** Source material **
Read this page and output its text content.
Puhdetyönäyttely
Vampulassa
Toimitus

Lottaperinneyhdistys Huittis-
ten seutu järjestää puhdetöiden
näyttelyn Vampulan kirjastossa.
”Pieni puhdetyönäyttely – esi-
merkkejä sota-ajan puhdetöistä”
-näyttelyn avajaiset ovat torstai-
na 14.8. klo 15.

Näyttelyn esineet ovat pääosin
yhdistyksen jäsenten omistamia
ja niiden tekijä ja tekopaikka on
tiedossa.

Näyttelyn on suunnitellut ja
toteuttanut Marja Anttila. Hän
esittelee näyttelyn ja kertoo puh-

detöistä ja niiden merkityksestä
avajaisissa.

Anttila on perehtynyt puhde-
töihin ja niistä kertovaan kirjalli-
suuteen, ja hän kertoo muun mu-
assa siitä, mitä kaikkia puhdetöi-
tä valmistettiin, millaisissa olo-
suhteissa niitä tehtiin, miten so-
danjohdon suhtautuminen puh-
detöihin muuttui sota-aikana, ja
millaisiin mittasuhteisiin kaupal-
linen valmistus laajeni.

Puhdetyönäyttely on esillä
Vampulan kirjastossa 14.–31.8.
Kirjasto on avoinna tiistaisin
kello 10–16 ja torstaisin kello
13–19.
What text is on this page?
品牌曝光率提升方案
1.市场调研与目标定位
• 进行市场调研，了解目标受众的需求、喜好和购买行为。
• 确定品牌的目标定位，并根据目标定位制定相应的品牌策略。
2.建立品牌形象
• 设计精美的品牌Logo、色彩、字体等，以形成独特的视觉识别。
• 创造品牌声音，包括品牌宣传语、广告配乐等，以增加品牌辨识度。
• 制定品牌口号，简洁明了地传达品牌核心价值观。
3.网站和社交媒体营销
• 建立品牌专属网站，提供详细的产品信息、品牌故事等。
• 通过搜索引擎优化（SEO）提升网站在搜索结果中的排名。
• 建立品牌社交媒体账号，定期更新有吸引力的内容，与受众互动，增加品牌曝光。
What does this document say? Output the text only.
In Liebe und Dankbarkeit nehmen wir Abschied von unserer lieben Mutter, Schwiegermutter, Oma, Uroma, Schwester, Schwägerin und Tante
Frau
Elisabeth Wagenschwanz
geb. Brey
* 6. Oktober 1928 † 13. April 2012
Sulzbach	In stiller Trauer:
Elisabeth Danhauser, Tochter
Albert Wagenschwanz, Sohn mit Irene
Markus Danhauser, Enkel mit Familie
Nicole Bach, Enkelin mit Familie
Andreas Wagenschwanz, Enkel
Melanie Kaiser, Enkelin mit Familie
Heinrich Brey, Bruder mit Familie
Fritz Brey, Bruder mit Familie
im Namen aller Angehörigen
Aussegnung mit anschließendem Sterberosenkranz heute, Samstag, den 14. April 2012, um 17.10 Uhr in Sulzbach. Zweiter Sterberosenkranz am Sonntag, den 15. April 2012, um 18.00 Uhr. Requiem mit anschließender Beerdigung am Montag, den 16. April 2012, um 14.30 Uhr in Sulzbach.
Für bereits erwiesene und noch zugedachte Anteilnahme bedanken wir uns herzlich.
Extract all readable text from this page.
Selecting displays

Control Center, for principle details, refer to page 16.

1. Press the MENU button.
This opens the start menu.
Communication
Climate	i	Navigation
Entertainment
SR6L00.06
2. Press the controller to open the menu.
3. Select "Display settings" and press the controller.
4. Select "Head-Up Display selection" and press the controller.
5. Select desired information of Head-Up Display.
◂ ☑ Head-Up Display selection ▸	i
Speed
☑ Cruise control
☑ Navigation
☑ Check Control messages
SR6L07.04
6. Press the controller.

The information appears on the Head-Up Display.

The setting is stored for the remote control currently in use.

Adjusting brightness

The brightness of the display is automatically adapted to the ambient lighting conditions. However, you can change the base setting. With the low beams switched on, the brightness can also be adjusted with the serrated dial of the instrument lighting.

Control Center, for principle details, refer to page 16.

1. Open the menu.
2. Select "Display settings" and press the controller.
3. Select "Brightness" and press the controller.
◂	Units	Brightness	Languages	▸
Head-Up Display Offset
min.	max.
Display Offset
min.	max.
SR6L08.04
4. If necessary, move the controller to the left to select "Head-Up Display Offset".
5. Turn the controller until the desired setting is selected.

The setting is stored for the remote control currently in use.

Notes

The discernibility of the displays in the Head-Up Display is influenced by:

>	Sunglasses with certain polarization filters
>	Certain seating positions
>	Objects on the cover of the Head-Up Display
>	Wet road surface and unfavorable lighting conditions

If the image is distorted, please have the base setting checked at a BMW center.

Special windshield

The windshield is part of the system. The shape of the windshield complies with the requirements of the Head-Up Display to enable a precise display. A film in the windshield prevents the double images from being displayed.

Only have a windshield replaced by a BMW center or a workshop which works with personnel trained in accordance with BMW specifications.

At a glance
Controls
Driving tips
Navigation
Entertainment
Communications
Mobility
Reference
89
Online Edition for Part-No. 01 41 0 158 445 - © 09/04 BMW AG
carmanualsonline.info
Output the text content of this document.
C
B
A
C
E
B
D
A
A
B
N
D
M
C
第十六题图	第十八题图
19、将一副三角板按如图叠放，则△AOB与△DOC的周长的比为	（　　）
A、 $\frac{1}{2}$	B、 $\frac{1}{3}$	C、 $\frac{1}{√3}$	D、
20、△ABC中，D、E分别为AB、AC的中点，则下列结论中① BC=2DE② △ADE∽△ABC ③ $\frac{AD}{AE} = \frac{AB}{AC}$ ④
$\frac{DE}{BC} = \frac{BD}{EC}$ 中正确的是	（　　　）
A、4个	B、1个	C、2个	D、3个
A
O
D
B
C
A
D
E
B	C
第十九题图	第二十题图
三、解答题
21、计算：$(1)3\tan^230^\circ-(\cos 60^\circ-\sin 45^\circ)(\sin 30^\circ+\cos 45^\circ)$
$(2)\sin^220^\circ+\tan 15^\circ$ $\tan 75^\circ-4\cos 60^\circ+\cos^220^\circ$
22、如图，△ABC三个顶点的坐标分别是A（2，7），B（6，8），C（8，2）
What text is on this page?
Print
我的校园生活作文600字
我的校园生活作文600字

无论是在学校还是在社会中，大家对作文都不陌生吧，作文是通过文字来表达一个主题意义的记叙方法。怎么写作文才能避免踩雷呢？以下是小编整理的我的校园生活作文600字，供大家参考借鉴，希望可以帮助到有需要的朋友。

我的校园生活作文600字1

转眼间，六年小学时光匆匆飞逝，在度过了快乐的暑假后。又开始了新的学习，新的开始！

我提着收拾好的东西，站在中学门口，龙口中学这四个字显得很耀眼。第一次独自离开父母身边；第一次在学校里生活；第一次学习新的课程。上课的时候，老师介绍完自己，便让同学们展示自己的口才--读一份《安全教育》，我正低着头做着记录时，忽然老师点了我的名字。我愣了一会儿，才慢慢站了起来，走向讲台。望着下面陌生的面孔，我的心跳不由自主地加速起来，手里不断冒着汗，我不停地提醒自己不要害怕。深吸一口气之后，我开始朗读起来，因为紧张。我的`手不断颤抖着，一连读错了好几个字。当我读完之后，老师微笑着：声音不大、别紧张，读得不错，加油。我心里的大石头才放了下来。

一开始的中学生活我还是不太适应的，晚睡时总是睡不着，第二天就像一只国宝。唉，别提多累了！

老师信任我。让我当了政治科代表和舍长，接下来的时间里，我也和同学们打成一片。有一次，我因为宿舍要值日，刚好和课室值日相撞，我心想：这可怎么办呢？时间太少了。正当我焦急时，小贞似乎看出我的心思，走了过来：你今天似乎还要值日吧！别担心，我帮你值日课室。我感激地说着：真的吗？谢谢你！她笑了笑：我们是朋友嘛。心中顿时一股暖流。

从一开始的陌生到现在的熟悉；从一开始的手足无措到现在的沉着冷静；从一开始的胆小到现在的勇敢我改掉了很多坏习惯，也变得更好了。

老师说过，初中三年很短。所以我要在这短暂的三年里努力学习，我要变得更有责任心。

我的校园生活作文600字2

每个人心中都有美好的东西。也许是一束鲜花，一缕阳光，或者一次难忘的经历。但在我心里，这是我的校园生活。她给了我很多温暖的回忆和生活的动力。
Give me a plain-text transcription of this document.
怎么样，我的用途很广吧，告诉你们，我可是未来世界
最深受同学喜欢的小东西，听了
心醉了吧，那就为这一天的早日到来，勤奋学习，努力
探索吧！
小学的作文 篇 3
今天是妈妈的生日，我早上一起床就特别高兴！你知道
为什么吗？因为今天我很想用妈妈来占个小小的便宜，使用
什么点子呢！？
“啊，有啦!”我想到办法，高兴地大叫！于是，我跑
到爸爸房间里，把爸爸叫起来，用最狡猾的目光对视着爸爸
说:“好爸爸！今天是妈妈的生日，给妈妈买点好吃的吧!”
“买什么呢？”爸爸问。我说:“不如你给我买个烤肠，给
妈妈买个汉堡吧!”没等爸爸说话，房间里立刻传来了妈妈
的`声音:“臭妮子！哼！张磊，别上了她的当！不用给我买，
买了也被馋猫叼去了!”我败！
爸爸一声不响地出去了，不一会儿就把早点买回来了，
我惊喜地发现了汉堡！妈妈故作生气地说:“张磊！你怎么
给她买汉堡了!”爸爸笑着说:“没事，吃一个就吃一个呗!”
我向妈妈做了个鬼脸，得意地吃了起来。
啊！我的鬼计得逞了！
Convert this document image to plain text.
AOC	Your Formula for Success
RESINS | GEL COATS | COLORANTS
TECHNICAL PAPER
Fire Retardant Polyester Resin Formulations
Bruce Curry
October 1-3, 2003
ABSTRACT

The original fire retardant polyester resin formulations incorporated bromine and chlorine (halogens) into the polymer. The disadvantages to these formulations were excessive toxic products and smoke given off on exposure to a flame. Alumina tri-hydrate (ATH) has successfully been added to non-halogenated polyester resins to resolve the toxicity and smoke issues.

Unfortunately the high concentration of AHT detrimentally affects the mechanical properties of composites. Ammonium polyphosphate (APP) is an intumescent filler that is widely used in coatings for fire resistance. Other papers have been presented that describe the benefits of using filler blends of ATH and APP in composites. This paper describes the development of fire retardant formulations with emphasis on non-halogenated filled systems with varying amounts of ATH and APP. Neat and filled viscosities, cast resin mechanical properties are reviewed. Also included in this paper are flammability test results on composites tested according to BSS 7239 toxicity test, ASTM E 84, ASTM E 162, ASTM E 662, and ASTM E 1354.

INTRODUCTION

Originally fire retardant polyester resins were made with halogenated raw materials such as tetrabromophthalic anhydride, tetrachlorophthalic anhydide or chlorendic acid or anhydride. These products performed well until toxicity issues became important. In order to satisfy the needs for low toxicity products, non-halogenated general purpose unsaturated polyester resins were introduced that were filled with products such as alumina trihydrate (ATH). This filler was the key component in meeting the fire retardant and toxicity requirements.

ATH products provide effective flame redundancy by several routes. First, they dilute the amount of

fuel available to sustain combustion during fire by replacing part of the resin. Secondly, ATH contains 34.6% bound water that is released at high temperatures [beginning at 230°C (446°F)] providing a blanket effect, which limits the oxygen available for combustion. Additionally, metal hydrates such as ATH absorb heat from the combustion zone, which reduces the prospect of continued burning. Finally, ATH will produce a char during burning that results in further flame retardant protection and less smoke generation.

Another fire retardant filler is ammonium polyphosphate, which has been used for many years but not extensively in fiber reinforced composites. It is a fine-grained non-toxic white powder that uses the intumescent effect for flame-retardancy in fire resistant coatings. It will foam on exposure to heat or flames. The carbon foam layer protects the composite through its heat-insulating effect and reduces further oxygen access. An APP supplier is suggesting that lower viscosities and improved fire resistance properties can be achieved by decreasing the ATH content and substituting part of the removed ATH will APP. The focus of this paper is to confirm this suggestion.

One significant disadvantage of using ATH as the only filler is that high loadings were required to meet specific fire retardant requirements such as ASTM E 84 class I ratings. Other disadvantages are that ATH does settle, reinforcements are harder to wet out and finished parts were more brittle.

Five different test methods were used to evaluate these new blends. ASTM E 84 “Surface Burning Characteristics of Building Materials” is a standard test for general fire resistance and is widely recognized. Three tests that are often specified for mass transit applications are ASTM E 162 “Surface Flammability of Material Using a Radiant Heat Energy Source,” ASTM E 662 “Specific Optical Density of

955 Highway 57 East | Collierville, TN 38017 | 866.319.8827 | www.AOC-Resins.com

** Task objective **
Every line holding "Sulzbach" should be copied out.

** Task response **
Sulzbach	In stiller Trauer:
Aussegnung mit anschließendem Sterberosenkranz heute, Samstag, den 14. April 2012, um 17.10 Uhr in Sulzbach. Zweiter Sterberosenkranz am Sonntag, den 15. April 2012, um 18.00 Uhr. Requiem mit anschließender Beerdigung am Montag, den 16. April 2012, um 14.30 Uhr in Sulzbach.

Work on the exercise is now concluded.